- TASK PROMPT: Return each line of the listing below, unchanged, and omit the images.

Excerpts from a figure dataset
—————

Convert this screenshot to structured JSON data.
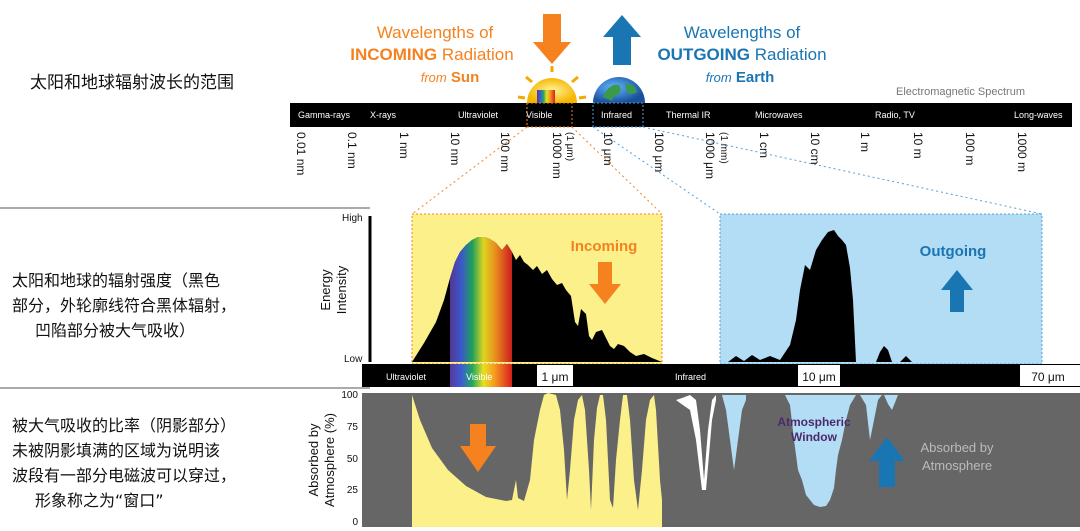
{
  "row_labels": {
    "row1": [
      "太阳和地球辐射波长的范围"
    ],
    "row2": [
      "太阳和地球的辐射强度（黑色",
      "部分，外轮廓线符合黑体辐射，",
      "凹陷部分被大气吸收）"
    ],
    "row3": [
      "被大气吸收的比率（阴影部分）",
      "未被阴影填满的区域为说明该",
      "波段有一部分电磁波可以穿过，",
      "形象称之为“窗口”"
    ]
  },
  "incoming": {
    "line1": "Wavelengths of",
    "bold": "INCOMING",
    "rest": " Radiation",
    "from": "from",
    "src": "Sun"
  },
  "outgoing": {
    "line1": "Wavelengths of",
    "bold": "OUTGOING",
    "rest": " Radiation",
    "from": "from",
    "src": "Earth"
  },
  "spectrum": {
    "title": "Electromagnetic Spectrum",
    "bands": [
      "Gamma-rays",
      "X-rays",
      "Ultraviolet",
      "Visible",
      "Infrared",
      "Thermal IR",
      "Microwaves",
      "Radio, TV",
      "Long-waves"
    ],
    "ticks": [
      "0.01 nm",
      "0.1 nm",
      "1 nm",
      "10 nm",
      "100 nm",
      "1000 nm",
      "(1 μm)",
      "10 μm",
      "100 μm",
      "1000 μm",
      "(1 mm)",
      "1 cm",
      "10 cm",
      "1 m",
      "10 m",
      "100 m",
      "1000 m"
    ]
  },
  "intensity": {
    "ylabel": "Energy Intensity",
    "ylabel_line1": "Energy",
    "ylabel_line2": "Intensity",
    "high": "High",
    "low": "Low",
    "incoming_label": "Incoming",
    "outgoing_label": "Outgoing"
  },
  "axis": {
    "ultraviolet": "Ultraviolet",
    "visible": "Visible",
    "infrared": "Infrared",
    "t1": "1 μm",
    "t10": "10 μm",
    "t70": "70 μm"
  },
  "absorption": {
    "ylabel_line1": "Absorbed by",
    "ylabel_line2": "Atmosphere (%)",
    "y100": "100",
    "y75": "75",
    "y50": "50",
    "y25": "25",
    "y0": "0",
    "window_line1": "Atmospheric",
    "window_line2": "Window",
    "absorbed_line1": "Absorbed by",
    "absorbed_line2": "Atmosphere"
  },
  "colors": {
    "orange": "#f5821f",
    "blue": "#1a75b3",
    "yellow_panel": "#fbf08a",
    "blue_panel": "#b3dcf5",
    "gray_absorb": "#666666",
    "window_text": "#4a2a6a"
  }
}
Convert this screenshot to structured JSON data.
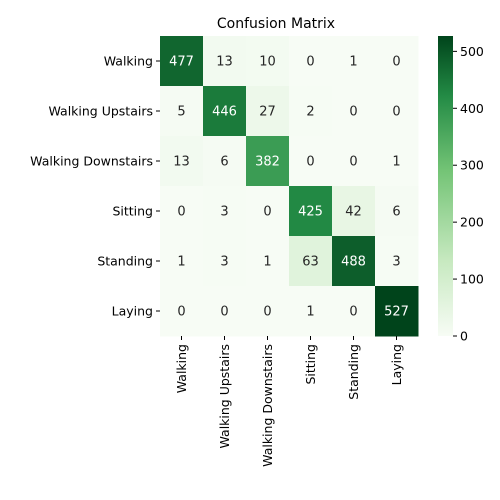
{
  "chart_data": {
    "type": "heatmap",
    "title": "Confusion Matrix",
    "row_labels": [
      "Walking",
      "Walking Upstairs",
      "Walking Downstairs",
      "Sitting",
      "Standing",
      "Laying"
    ],
    "col_labels": [
      "Walking",
      "Walking Upstairs",
      "Walking Downstairs",
      "Sitting",
      "Standing",
      "Laying"
    ],
    "values": [
      [
        477,
        13,
        10,
        0,
        1,
        0
      ],
      [
        5,
        446,
        27,
        2,
        0,
        0
      ],
      [
        13,
        6,
        382,
        0,
        0,
        1
      ],
      [
        0,
        3,
        0,
        425,
        42,
        6
      ],
      [
        1,
        3,
        1,
        63,
        488,
        3
      ],
      [
        0,
        0,
        0,
        1,
        0,
        527
      ]
    ],
    "colormap": "Greens",
    "vmin": 0,
    "vmax": 527,
    "colorbar_ticks": [
      0,
      100,
      200,
      300,
      400,
      500
    ],
    "colors": {
      "low": "#f7fcf5",
      "mid1": "#c7e9c0",
      "mid2": "#74c476",
      "mid3": "#238b45",
      "high": "#00441b"
    }
  }
}
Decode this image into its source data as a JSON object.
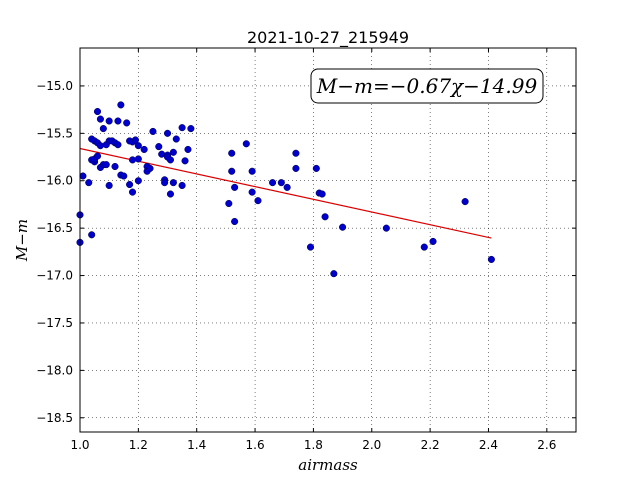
{
  "chart_data": {
    "type": "scatter",
    "title": "2021-10-27_215949",
    "xlabel": "airmass",
    "ylabel": "M−m",
    "xlim": [
      1.0,
      2.7
    ],
    "ylim": [
      -18.65,
      -14.6
    ],
    "x_ticks": [
      1.0,
      1.2,
      1.4,
      1.6,
      1.8,
      2.0,
      2.2,
      2.4,
      2.6
    ],
    "x_tick_labels": [
      "1.0",
      "1.2",
      "1.4",
      "1.6",
      "1.8",
      "2.0",
      "2.2",
      "2.4",
      "2.6"
    ],
    "y_ticks": [
      -15.0,
      -15.5,
      -16.0,
      -16.5,
      -17.0,
      -17.5,
      -18.0,
      -18.5
    ],
    "y_tick_labels": [
      "−15.0",
      "−15.5",
      "−16.0",
      "−16.5",
      "−17.0",
      "−17.5",
      "−18.0",
      "−18.5"
    ],
    "grid": true,
    "point_color": "#0000cc",
    "fit_color": "#dd0000",
    "annotation": "M−m=−0.67χ−14.99",
    "fit": {
      "slope": -0.67,
      "intercept": -14.99,
      "x_range": [
        1.0,
        2.41
      ]
    },
    "series": [
      {
        "x": [
          1.0,
          1.0,
          1.01,
          1.03,
          1.04,
          1.04,
          1.04,
          1.05,
          1.05,
          1.05,
          1.06,
          1.06,
          1.06,
          1.07,
          1.07,
          1.07,
          1.08,
          1.08,
          1.09,
          1.09,
          1.1,
          1.1,
          1.1,
          1.11,
          1.12,
          1.12,
          1.13,
          1.13,
          1.14,
          1.14,
          1.15,
          1.16,
          1.17,
          1.17,
          1.18,
          1.18,
          1.18,
          1.19,
          1.2,
          1.2,
          1.2,
          1.22,
          1.23,
          1.23,
          1.24,
          1.25,
          1.27,
          1.28,
          1.29,
          1.29,
          1.3,
          1.3,
          1.3,
          1.31,
          1.31,
          1.32,
          1.32,
          1.33,
          1.35,
          1.35,
          1.36,
          1.37,
          1.38,
          1.51,
          1.52,
          1.52,
          1.53,
          1.53,
          1.57,
          1.59,
          1.59,
          1.61,
          1.66,
          1.69,
          1.71,
          1.74,
          1.74,
          1.79,
          1.81,
          1.82,
          1.83,
          1.84,
          1.87,
          1.9,
          2.05,
          2.18,
          2.21,
          2.32,
          2.41
        ],
        "y": [
          -16.36,
          -16.65,
          -15.95,
          -16.02,
          -15.56,
          -15.78,
          -16.57,
          -15.8,
          -15.58,
          -15.77,
          -15.74,
          -15.27,
          -15.6,
          -15.86,
          -15.35,
          -15.63,
          -15.83,
          -15.45,
          -15.83,
          -15.62,
          -15.37,
          -16.05,
          -15.58,
          -15.58,
          -15.6,
          -15.85,
          -15.62,
          -15.37,
          -15.2,
          -15.94,
          -15.95,
          -15.39,
          -16.04,
          -15.58,
          -16.12,
          -15.78,
          -15.59,
          -15.57,
          -16.0,
          -15.77,
          -15.63,
          -15.67,
          -15.85,
          -15.9,
          -15.87,
          -15.48,
          -15.64,
          -15.72,
          -15.99,
          -16.02,
          -15.5,
          -15.73,
          -15.75,
          -16.14,
          -15.78,
          -15.7,
          -16.02,
          -15.56,
          -16.05,
          -15.44,
          -15.79,
          -15.67,
          -15.45,
          -16.24,
          -15.71,
          -15.9,
          -16.07,
          -16.43,
          -15.61,
          -15.9,
          -16.12,
          -16.21,
          -16.02,
          -16.02,
          -16.07,
          -15.71,
          -15.87,
          -16.7,
          -15.87,
          -16.13,
          -16.14,
          -16.38,
          -16.98,
          -16.49,
          -16.5,
          -16.7,
          -16.64,
          -16.22,
          -16.83
        ]
      }
    ]
  }
}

—————

- RESPONSE TO THE TASK:
Convert this screenshot to structured JSON data.
{
  "row_labels": {
    "row1": [
      "太阳和地球辐射波长的范围"
    ],
    "row2": [
      "太阳和地球的辐射强度（黑色",
      "部分，外轮廓线符合黑体辐射，",
      "凹陷部分被大气吸收）"
    ],
    "row3": [
      "被大气吸收的比率（阴影部分）",
      "未被阴影填满的区域为说明该",
      "波段有一部分电磁波可以穿过，",
      "形象称之为“窗口”"
    ]
  },
  "incoming": {
    "line1": "Wavelengths of",
    "bold": "INCOMING",
    "rest": " Radiation",
    "from": "from",
    "src": "Sun"
  },
  "outgoing": {
    "line1": "Wavelengths of",
    "bold": "OUTGOING",
    "rest": " Radiation",
    "from": "from",
    "src": "Earth"
  },
  "spectrum": {
    "title": "Electromagnetic Spectrum",
    "bands": [
      "Gamma-rays",
      "X-rays",
      "Ultraviolet",
      "Visible",
      "Infrared",
      "Thermal IR",
      "Microwaves",
      "Radio, TV",
      "Long-waves"
    ],
    "ticks": [
      "0.01 nm",
      "0.1 nm",
      "1 nm",
      "10 nm",
      "100 nm",
      "1000 nm",
      "(1 μm)",
      "10 μm",
      "100 μm",
      "1000 μm",
      "(1 mm)",
      "1 cm",
      "10 cm",
      "1 m",
      "10 m",
      "100 m",
      "1000 m"
    ]
  },
  "intensity": {
    "ylabel": "Energy Intensity",
    "ylabel_line1": "Energy",
    "ylabel_line2": "Intensity",
    "high": "High",
    "low": "Low",
    "incoming_label": "Incoming",
    "outgoing_label": "Outgoing"
  },
  "axis": {
    "ultraviolet": "Ultraviolet",
    "visible": "Visible",
    "infrared": "Infrared",
    "t1": "1 μm",
    "t10": "10 μm",
    "t70": "70 μm"
  },
  "absorption": {
    "ylabel_line1": "Absorbed by",
    "ylabel_line2": "Atmosphere (%)",
    "y100": "100",
    "y75": "75",
    "y50": "50",
    "y25": "25",
    "y0": "0",
    "window_line1": "Atmospheric",
    "window_line2": "Window",
    "absorbed_line1": "Absorbed by",
    "absorbed_line2": "Atmosphere"
  },
  "colors": {
    "orange": "#f5821f",
    "blue": "#1a75b3",
    "yellow_panel": "#fbf08a",
    "blue_panel": "#b3dcf5",
    "gray_absorb": "#666666",
    "window_text": "#4a2a6a"
  }
}
Convert this screenshot to structured JSON data.
{
  "chart_data": {
    "type": "heatmap",
    "title": "Confusion Matrix",
    "row_labels": [
      "Walking",
      "Walking Upstairs",
      "Walking Downstairs",
      "Sitting",
      "Standing",
      "Laying"
    ],
    "col_labels": [
      "Walking",
      "Walking Upstairs",
      "Walking Downstairs",
      "Sitting",
      "Standing",
      "Laying"
    ],
    "values": [
      [
        477,
        13,
        10,
        0,
        1,
        0
      ],
      [
        5,
        446,
        27,
        2,
        0,
        0
      ],
      [
        13,
        6,
        382,
        0,
        0,
        1
      ],
      [
        0,
        3,
        0,
        425,
        42,
        6
      ],
      [
        1,
        3,
        1,
        63,
        488,
        3
      ],
      [
        0,
        0,
        0,
        1,
        0,
        527
      ]
    ],
    "colormap": "Greens",
    "vmin": 0,
    "vmax": 527,
    "colorbar_ticks": [
      0,
      100,
      200,
      300,
      400,
      500
    ],
    "colors": {
      "low": "#f7fcf5",
      "mid1": "#c7e9c0",
      "mid2": "#74c476",
      "mid3": "#238b45",
      "high": "#00441b"
    }
  }
}
Decode this image into its source data as a JSON object.
{
  "chart_data": {
    "type": "scatter",
    "title": "2021-10-27_215949",
    "xlabel": "airmass",
    "ylabel": "M−m",
    "xlim": [
      1.0,
      2.7
    ],
    "ylim": [
      -18.65,
      -14.6
    ],
    "x_ticks": [
      1.0,
      1.2,
      1.4,
      1.6,
      1.8,
      2.0,
      2.2,
      2.4,
      2.6
    ],
    "x_tick_labels": [
      "1.0",
      "1.2",
      "1.4",
      "1.6",
      "1.8",
      "2.0",
      "2.2",
      "2.4",
      "2.6"
    ],
    "y_ticks": [
      -15.0,
      -15.5,
      -16.0,
      -16.5,
      -17.0,
      -17.5,
      -18.0,
      -18.5
    ],
    "y_tick_labels": [
      "−15.0",
      "−15.5",
      "−16.0",
      "−16.5",
      "−17.0",
      "−17.5",
      "−18.0",
      "−18.5"
    ],
    "grid": true,
    "point_color": "#0000cc",
    "fit_color": "#dd0000",
    "annotation": "M−m=−0.67χ−14.99",
    "fit": {
      "slope": -0.67,
      "intercept": -14.99,
      "x_range": [
        1.0,
        2.41
      ]
    },
    "series": [
      {
        "x": [
          1.0,
          1.0,
          1.01,
          1.03,
          1.04,
          1.04,
          1.04,
          1.05,
          1.05,
          1.05,
          1.06,
          1.06,
          1.06,
          1.07,
          1.07,
          1.07,
          1.08,
          1.08,
          1.09,
          1.09,
          1.1,
          1.1,
          1.1,
          1.11,
          1.12,
          1.12,
          1.13,
          1.13,
          1.14,
          1.14,
          1.15,
          1.16,
          1.17,
          1.17,
          1.18,
          1.18,
          1.18,
          1.19,
          1.2,
          1.2,
          1.2,
          1.22,
          1.23,
          1.23,
          1.24,
          1.25,
          1.27,
          1.28,
          1.29,
          1.29,
          1.3,
          1.3,
          1.3,
          1.31,
          1.31,
          1.32,
          1.32,
          1.33,
          1.35,
          1.35,
          1.36,
          1.37,
          1.38,
          1.51,
          1.52,
          1.52,
          1.53,
          1.53,
          1.57,
          1.59,
          1.59,
          1.61,
          1.66,
          1.69,
          1.71,
          1.74,
          1.74,
          1.79,
          1.81,
          1.82,
          1.83,
          1.84,
          1.87,
          1.9,
          2.05,
          2.18,
          2.21,
          2.32,
          2.41
        ],
        "y": [
          -16.36,
          -16.65,
          -15.95,
          -16.02,
          -15.56,
          -15.78,
          -16.57,
          -15.8,
          -15.58,
          -15.77,
          -15.74,
          -15.27,
          -15.6,
          -15.86,
          -15.35,
          -15.63,
          -15.83,
          -15.45,
          -15.83,
          -15.62,
          -15.37,
          -16.05,
          -15.58,
          -15.58,
          -15.6,
          -15.85,
          -15.62,
          -15.37,
          -15.2,
          -15.94,
          -15.95,
          -15.39,
          -16.04,
          -15.58,
          -16.12,
          -15.78,
          -15.59,
          -15.57,
          -16.0,
          -15.77,
          -15.63,
          -15.67,
          -15.85,
          -15.9,
          -15.87,
          -15.48,
          -15.64,
          -15.72,
          -15.99,
          -16.02,
          -15.5,
          -15.73,
          -15.75,
          -16.14,
          -15.78,
          -15.7,
          -16.02,
          -15.56,
          -16.05,
          -15.44,
          -15.79,
          -15.67,
          -15.45,
          -16.24,
          -15.71,
          -15.9,
          -16.07,
          -16.43,
          -15.61,
          -15.9,
          -16.12,
          -16.21,
          -16.02,
          -16.02,
          -16.07,
          -15.71,
          -15.87,
          -16.7,
          -15.87,
          -16.13,
          -16.14,
          -16.38,
          -16.98,
          -16.49,
          -16.5,
          -16.7,
          -16.64,
          -16.22,
          -16.83
        ]
      }
    ]
  }
}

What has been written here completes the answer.